- **Data entries for graphics**:
— Start —

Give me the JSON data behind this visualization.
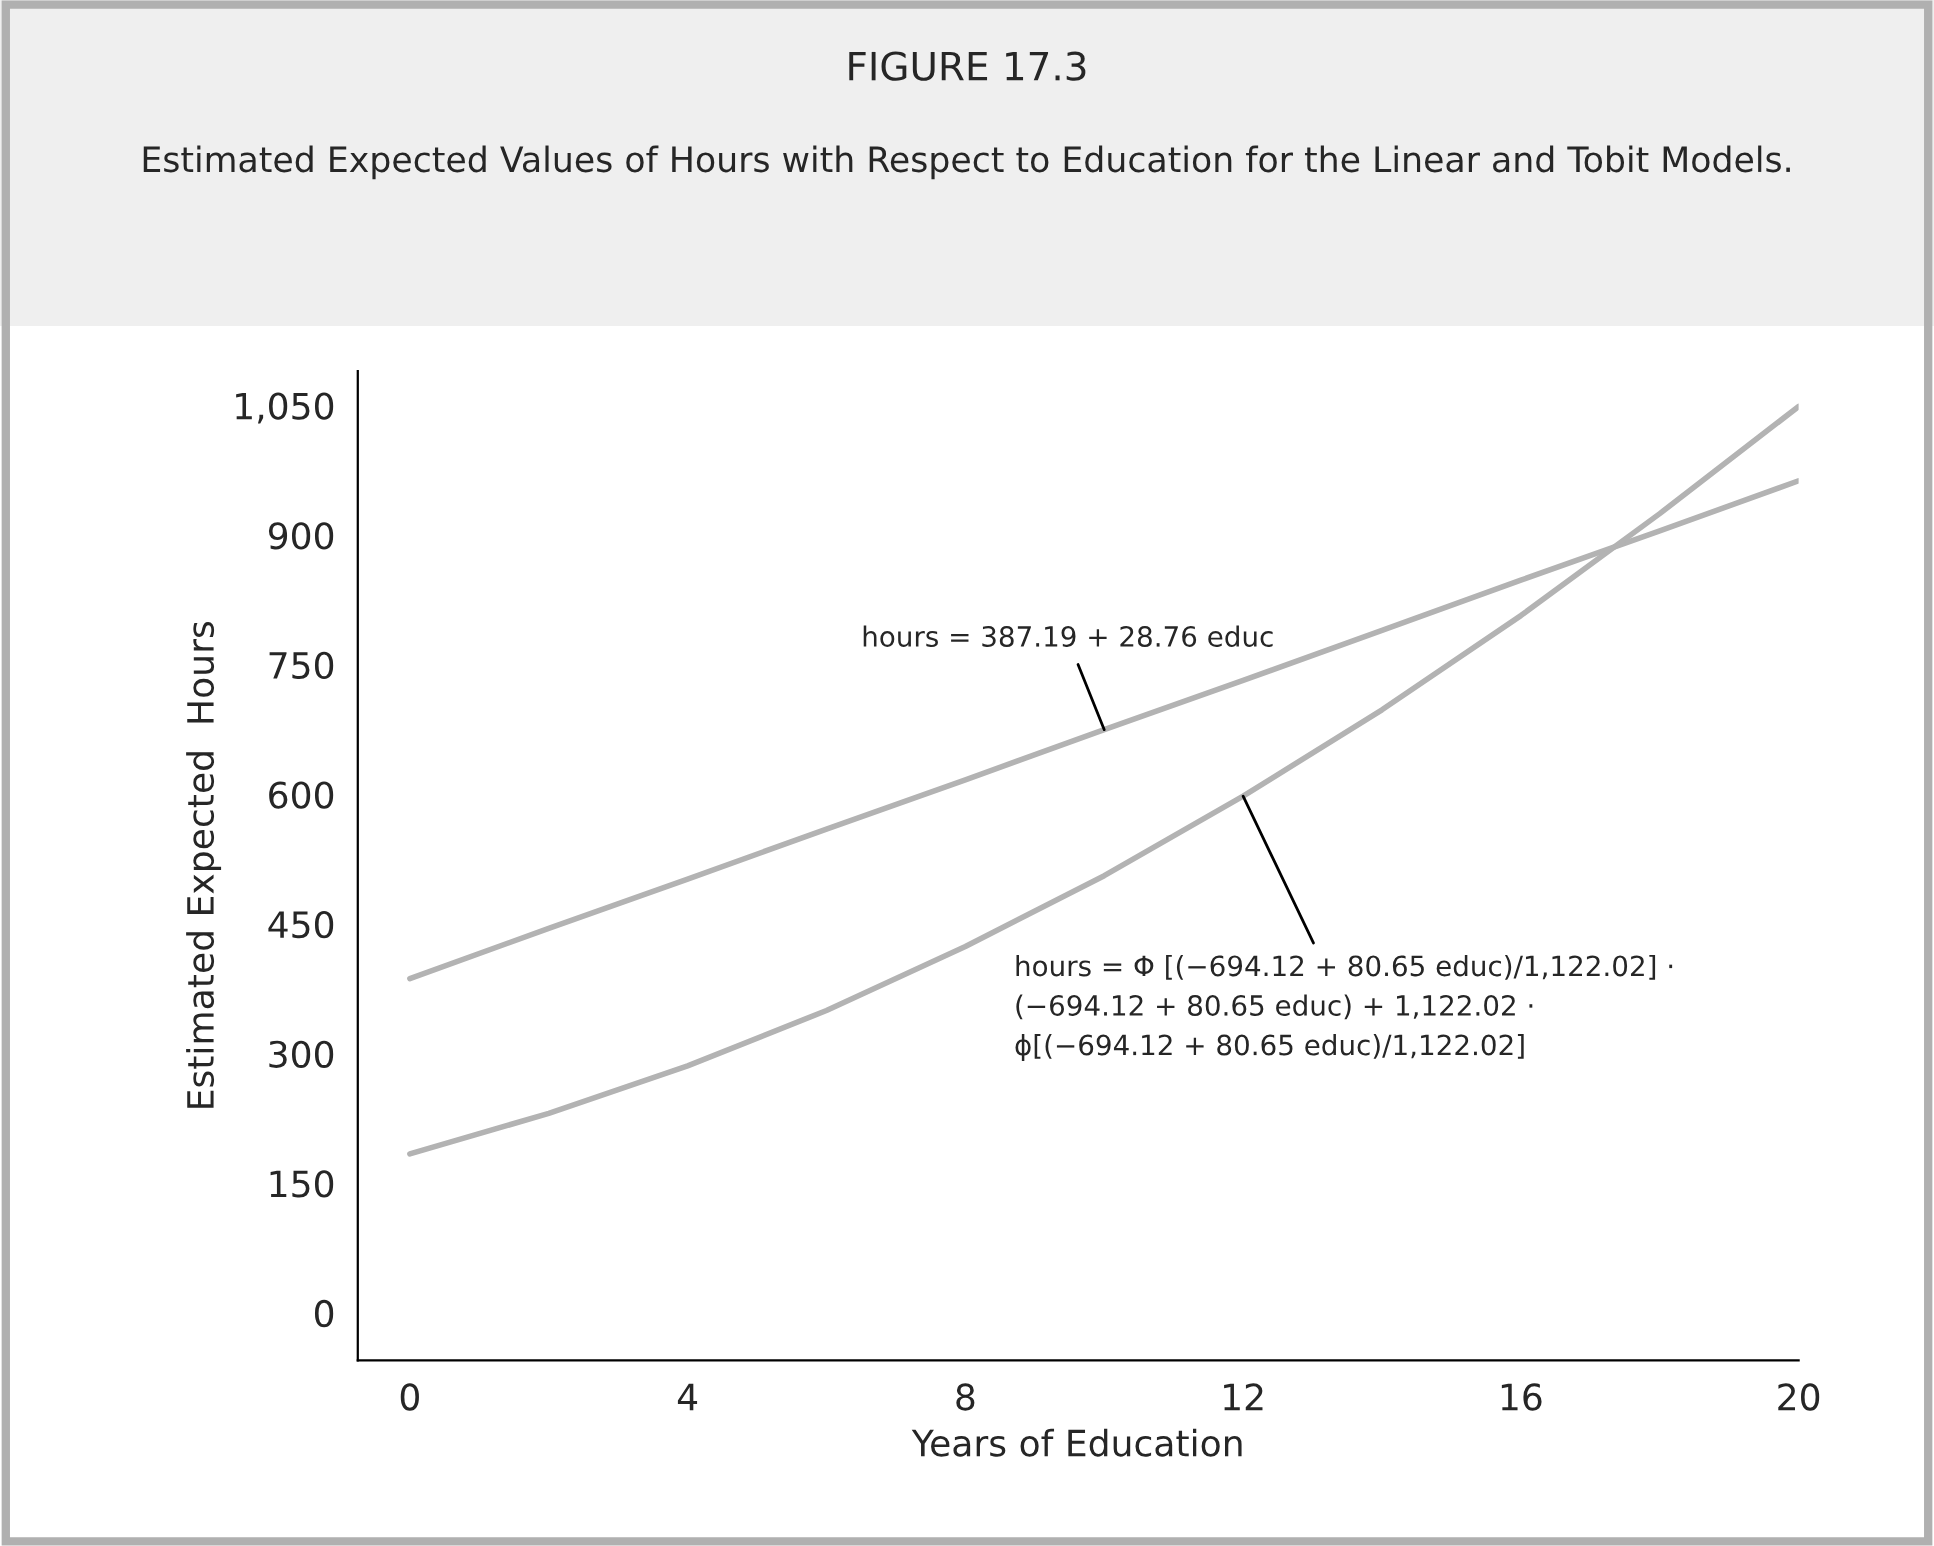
{
  "chart_data": {
    "type": "line",
    "title": "FIGURE 17.3",
    "subtitle": "Estimated Expected Values of Hours with Respect to Education for the Linear and Tobit Models.",
    "xlabel": "Years of Education",
    "ylabel": "Estimated Expected  Hours",
    "x": [
      0,
      2,
      4,
      6,
      8,
      10,
      12,
      14,
      16,
      18,
      20
    ],
    "series": [
      {
        "color": "#b3b3b3",
        "values": [
          387,
          445,
          502,
          560,
          617,
          675,
          732,
          790,
          848,
          905,
          963
        ]
      },
      {
        "color": "#b3b3b3",
        "values": [
          184,
          231,
          286,
          350,
          424,
          506,
          598,
          698,
          807,
          925,
          1049
        ]
      }
    ],
    "xlim": [
      -0.75,
      20
    ],
    "ylim": [
      -55,
      1090
    ],
    "xticks": [
      0,
      4,
      8,
      12,
      16,
      20
    ],
    "yticks": [
      0,
      150,
      300,
      450,
      600,
      750,
      900,
      {
        "value": 1050,
        "label": "1,050"
      }
    ],
    "grid": false,
    "legend": false,
    "marker": "none",
    "line_style": "solid",
    "annotations": [
      {
        "text": "hours = 387.19 + 28.76 educ",
        "x": 10,
        "y": 675
      },
      {
        "text": "hours = Φ [(−694.12 + 80.65 educ)/1,122.02] ·\n(−694.12 + 80.65 educ) + 1,122.02 ·\nϕ[(−694.12 + 80.65 educ)/1,122.02]",
        "x": 12,
        "y": 598
      }
    ]
  }
}
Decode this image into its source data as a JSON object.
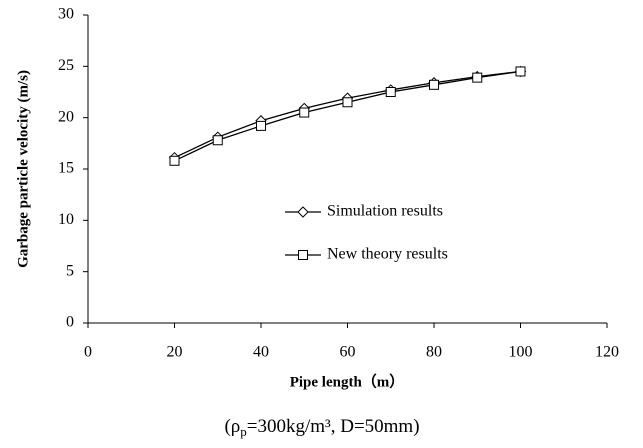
{
  "chart_data": {
    "type": "line",
    "x_label": "Pipe length（m）",
    "y_label": "Garbage particle velocity (m/s)",
    "caption": [
      "(ρ",
      "p",
      "=300kg/m³, D=50mm)"
    ],
    "x": [
      20,
      30,
      40,
      50,
      60,
      70,
      80,
      90,
      100
    ],
    "series": [
      {
        "name": "Simulation results",
        "color": "#000000",
        "marker": "diamond",
        "values": [
          16.1,
          18.1,
          19.7,
          20.9,
          21.9,
          22.7,
          23.4,
          24.0,
          24.5
        ]
      },
      {
        "name": "New theory results",
        "color": "#000000",
        "marker": "square",
        "values": [
          15.8,
          17.8,
          19.2,
          20.5,
          21.5,
          22.5,
          23.2,
          23.9,
          24.5
        ]
      }
    ],
    "xlim": [
      0,
      120
    ],
    "xticks": [
      0,
      20,
      40,
      60,
      80,
      100,
      120
    ],
    "ylim": [
      0,
      30
    ],
    "yticks": [
      0,
      5,
      10,
      15,
      20,
      25,
      30
    ],
    "grid": false,
    "legend_position": "center"
  }
}
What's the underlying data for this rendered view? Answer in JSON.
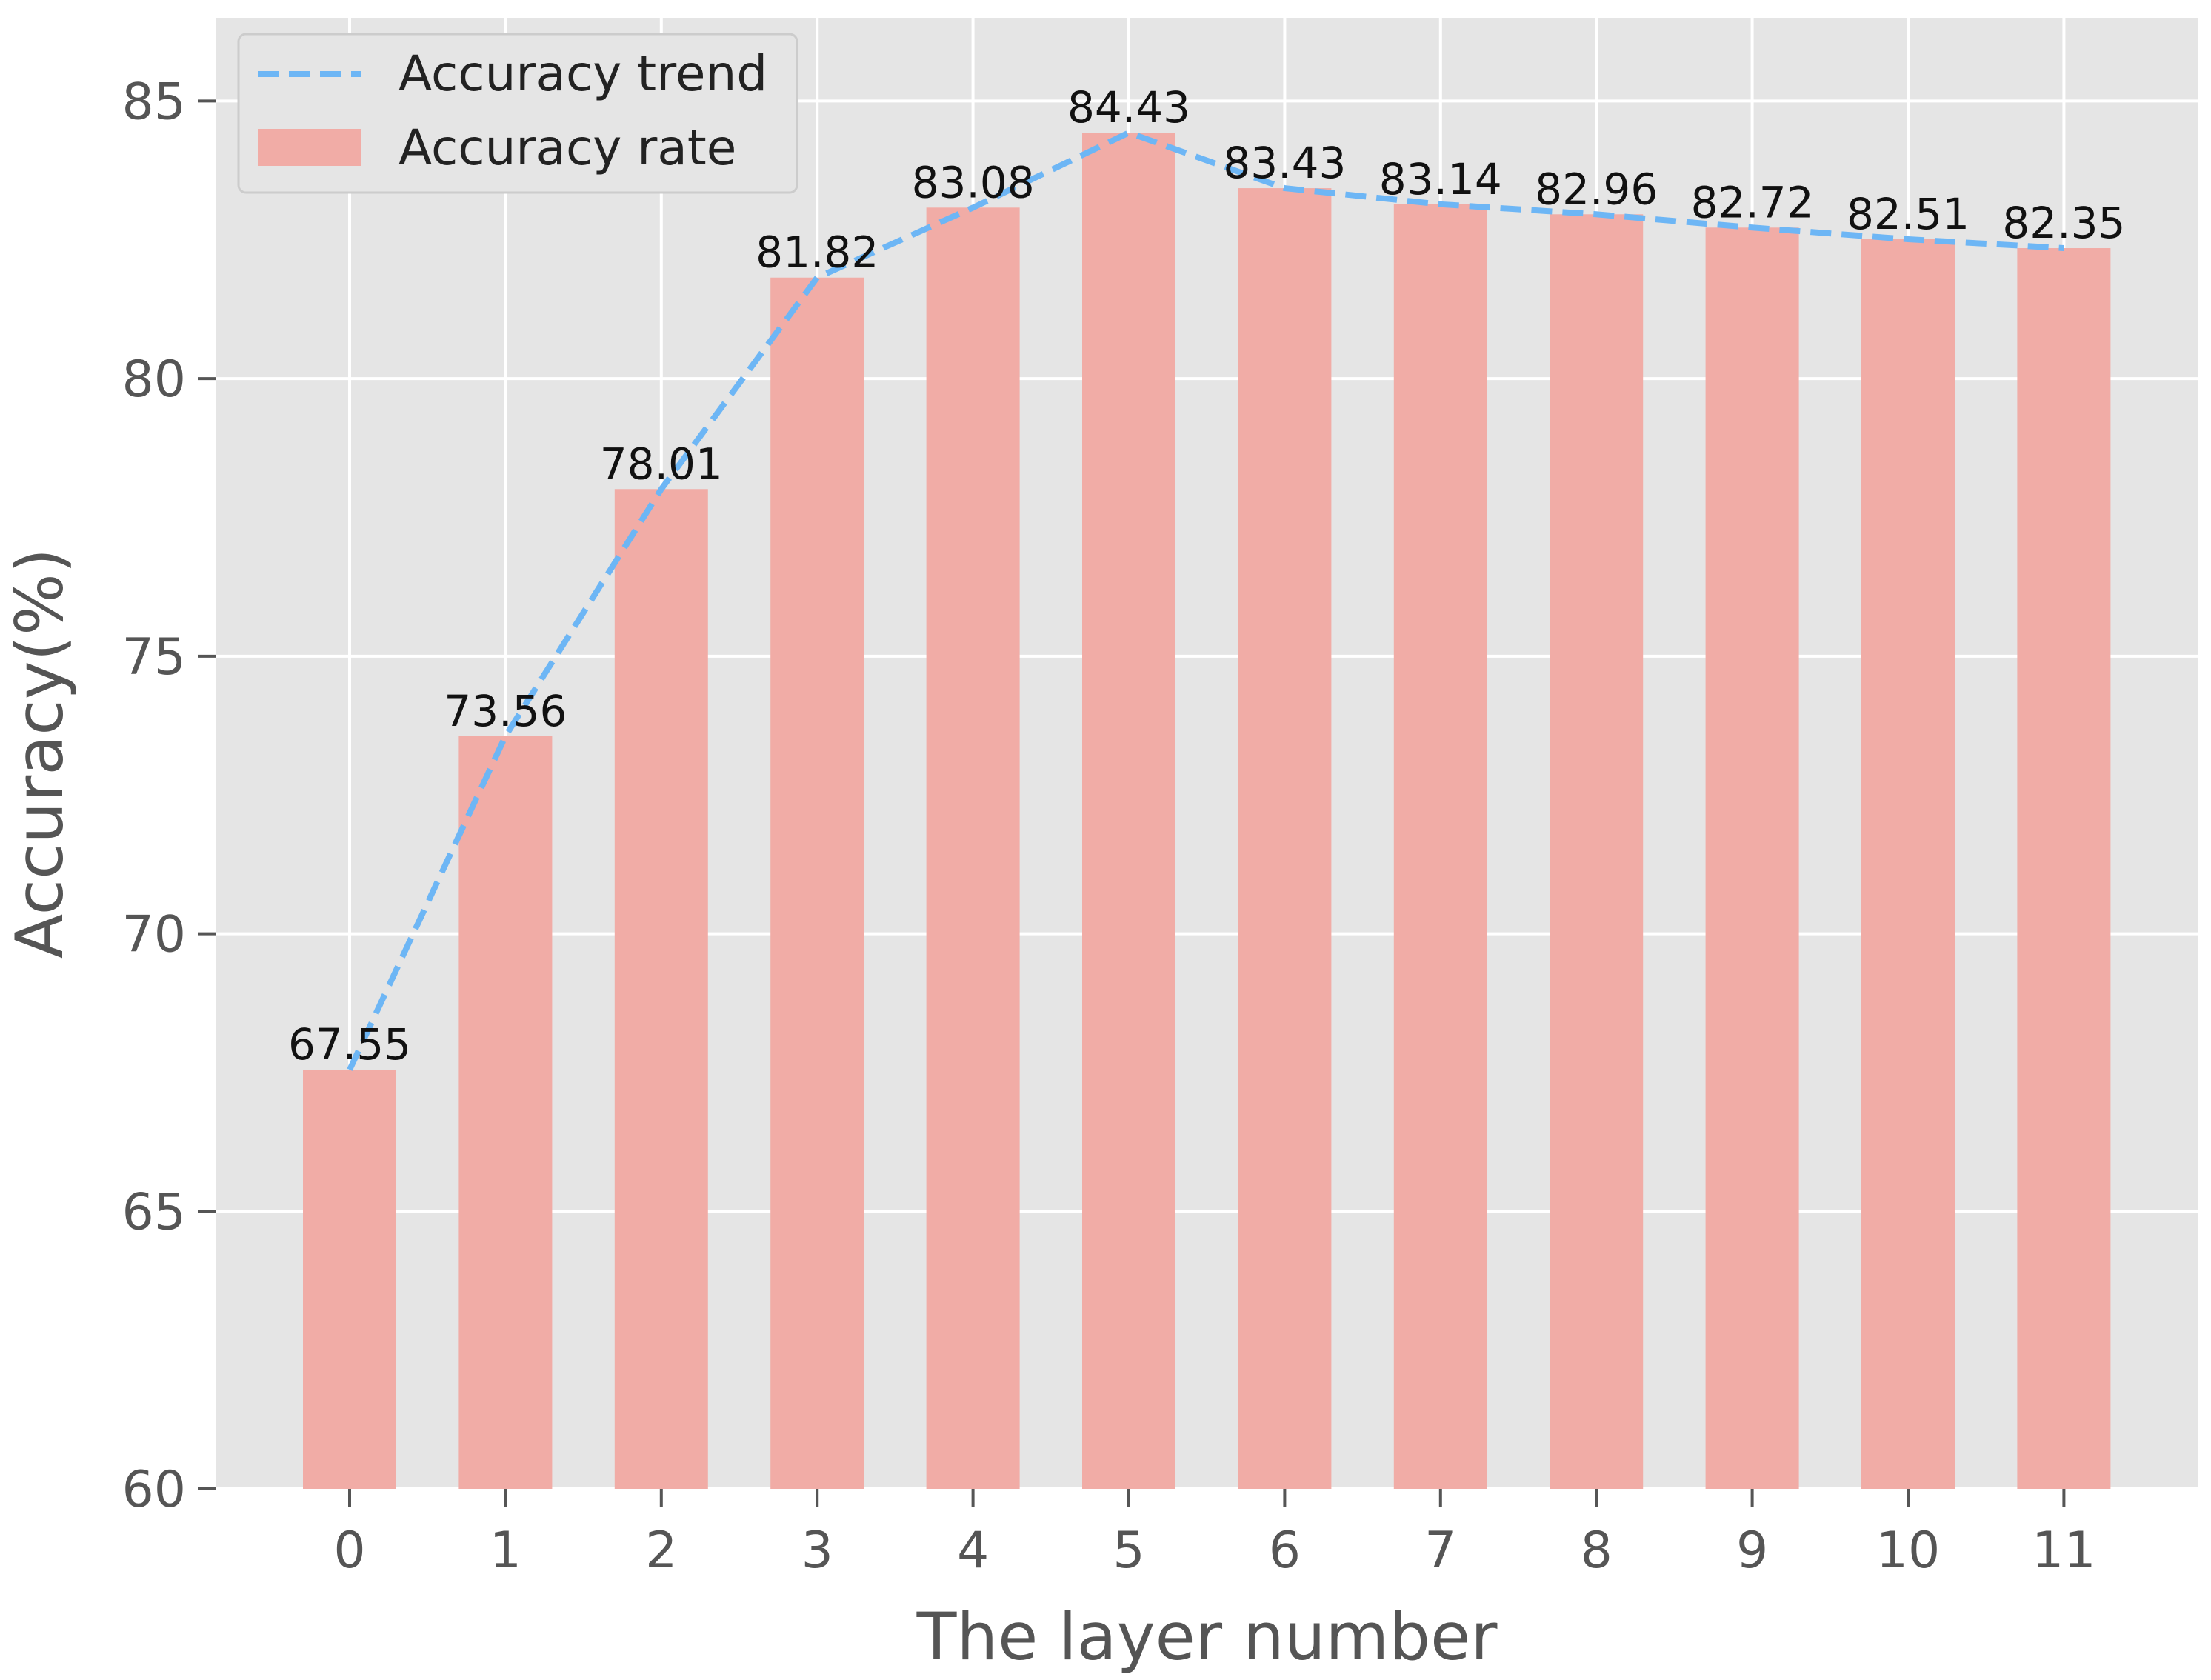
{
  "chart_data": {
    "type": "bar",
    "title": "",
    "xlabel": "The layer number",
    "ylabel": "Accuracy(%)",
    "categories": [
      "0",
      "1",
      "2",
      "3",
      "4",
      "5",
      "6",
      "7",
      "8",
      "9",
      "10",
      "11"
    ],
    "series": [
      {
        "name": "Accuracy rate",
        "type": "bar",
        "color": "#f1aca6",
        "values": [
          67.55,
          73.56,
          78.01,
          81.82,
          83.08,
          84.43,
          83.43,
          83.14,
          82.96,
          82.72,
          82.51,
          82.35
        ]
      },
      {
        "name": "Accuracy trend",
        "type": "line",
        "style": "dashed",
        "color": "#6db6f5",
        "values": [
          67.55,
          73.56,
          78.01,
          81.82,
          83.08,
          84.43,
          83.43,
          83.14,
          82.96,
          82.72,
          82.51,
          82.35
        ]
      }
    ],
    "data_labels": [
      "67.55",
      "73.56",
      "78.01",
      "81.82",
      "83.08",
      "84.43",
      "83.43",
      "83.14",
      "82.96",
      "82.72",
      "82.51",
      "82.35"
    ],
    "ylim": [
      60,
      86.5
    ],
    "yticks": [
      60,
      65,
      70,
      75,
      80,
      85
    ],
    "ytick_labels": [
      "60",
      "65",
      "70",
      "75",
      "80",
      "85"
    ],
    "grid": true,
    "background_color": "#e5e5e5",
    "grid_color": "#ffffff",
    "legend": {
      "position": "top-left",
      "entries": [
        "Accuracy trend",
        "Accuracy rate"
      ]
    }
  }
}
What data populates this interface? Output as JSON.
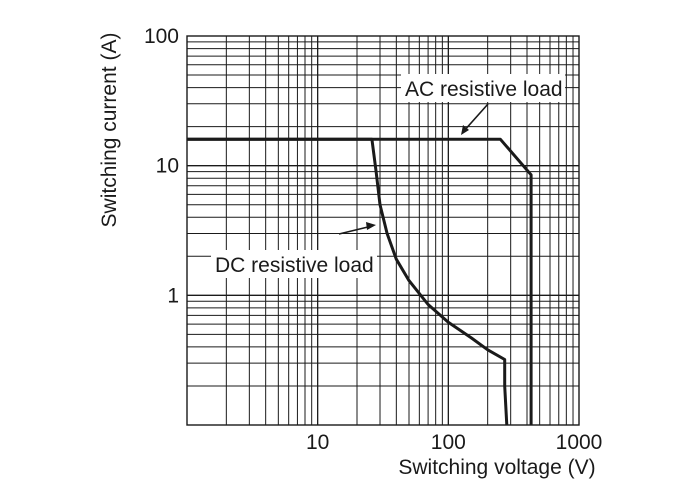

— End —

- **Task brief**: Using the entries above, return each line in which the word "results" occurs.

- **Problem solution**:
        "name": "Simulation results",
        "name": "New theory results",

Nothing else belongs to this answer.